**Source data**
▽
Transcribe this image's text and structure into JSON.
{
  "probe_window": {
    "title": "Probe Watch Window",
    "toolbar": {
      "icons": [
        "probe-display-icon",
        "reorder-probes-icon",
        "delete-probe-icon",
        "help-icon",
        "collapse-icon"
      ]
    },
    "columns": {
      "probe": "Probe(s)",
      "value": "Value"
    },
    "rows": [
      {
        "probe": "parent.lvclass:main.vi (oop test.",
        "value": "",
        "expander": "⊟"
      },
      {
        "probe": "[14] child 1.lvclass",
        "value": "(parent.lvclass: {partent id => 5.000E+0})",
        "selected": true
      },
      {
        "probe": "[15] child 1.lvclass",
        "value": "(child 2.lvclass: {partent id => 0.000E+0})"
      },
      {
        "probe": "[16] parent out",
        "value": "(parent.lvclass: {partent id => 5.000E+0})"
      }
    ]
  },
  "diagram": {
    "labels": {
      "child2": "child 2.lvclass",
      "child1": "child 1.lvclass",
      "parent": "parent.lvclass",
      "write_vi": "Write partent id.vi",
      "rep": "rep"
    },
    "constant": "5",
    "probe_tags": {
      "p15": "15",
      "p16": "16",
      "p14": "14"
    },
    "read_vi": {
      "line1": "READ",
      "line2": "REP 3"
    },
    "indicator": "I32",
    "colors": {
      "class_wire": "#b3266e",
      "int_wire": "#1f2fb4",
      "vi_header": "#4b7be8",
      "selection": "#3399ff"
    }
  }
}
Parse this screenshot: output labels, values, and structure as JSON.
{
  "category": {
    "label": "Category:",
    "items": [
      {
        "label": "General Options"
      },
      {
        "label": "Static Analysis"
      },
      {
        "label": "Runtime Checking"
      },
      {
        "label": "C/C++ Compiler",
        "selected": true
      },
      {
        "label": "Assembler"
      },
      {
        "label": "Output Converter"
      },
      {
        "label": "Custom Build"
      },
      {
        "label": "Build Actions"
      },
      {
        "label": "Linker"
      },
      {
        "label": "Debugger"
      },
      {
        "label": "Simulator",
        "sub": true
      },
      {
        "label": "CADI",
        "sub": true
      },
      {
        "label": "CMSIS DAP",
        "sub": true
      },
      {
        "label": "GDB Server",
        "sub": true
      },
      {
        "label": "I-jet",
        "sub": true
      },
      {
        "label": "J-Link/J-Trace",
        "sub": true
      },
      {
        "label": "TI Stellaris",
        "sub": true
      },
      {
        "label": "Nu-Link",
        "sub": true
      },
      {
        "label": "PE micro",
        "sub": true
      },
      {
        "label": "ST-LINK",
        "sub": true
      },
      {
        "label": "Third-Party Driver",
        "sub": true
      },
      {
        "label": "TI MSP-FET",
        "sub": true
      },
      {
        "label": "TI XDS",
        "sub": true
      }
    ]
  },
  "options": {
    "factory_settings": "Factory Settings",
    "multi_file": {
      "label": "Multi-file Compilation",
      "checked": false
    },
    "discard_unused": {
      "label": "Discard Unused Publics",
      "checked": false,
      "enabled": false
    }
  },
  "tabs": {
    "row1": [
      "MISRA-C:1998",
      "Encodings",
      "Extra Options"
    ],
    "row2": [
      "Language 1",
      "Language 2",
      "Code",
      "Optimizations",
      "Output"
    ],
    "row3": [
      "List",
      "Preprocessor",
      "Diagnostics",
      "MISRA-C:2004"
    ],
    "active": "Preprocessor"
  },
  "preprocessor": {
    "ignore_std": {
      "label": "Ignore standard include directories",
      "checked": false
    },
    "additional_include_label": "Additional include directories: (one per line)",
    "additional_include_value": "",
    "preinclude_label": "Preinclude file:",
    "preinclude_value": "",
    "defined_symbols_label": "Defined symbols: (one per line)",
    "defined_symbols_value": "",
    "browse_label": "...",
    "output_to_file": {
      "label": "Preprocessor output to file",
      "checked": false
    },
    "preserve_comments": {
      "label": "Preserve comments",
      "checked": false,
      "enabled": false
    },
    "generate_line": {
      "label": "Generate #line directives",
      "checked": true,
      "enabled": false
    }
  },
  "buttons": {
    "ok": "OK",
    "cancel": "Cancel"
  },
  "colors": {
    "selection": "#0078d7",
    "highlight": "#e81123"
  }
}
△
**Written request**
Search the lines above for the string "parent" and copy each line that has it.

**Result of this exercise**
        "probe": "parent.lvclass:main.vi (oop test.",
        "value": "(parent.lvclass: {partent id => 5.000E+0})",
        "probe": "[16] parent out",
        "value": "(parent.lvclass: {partent id => 5.000E+0})"
      "parent": "parent.lvclass",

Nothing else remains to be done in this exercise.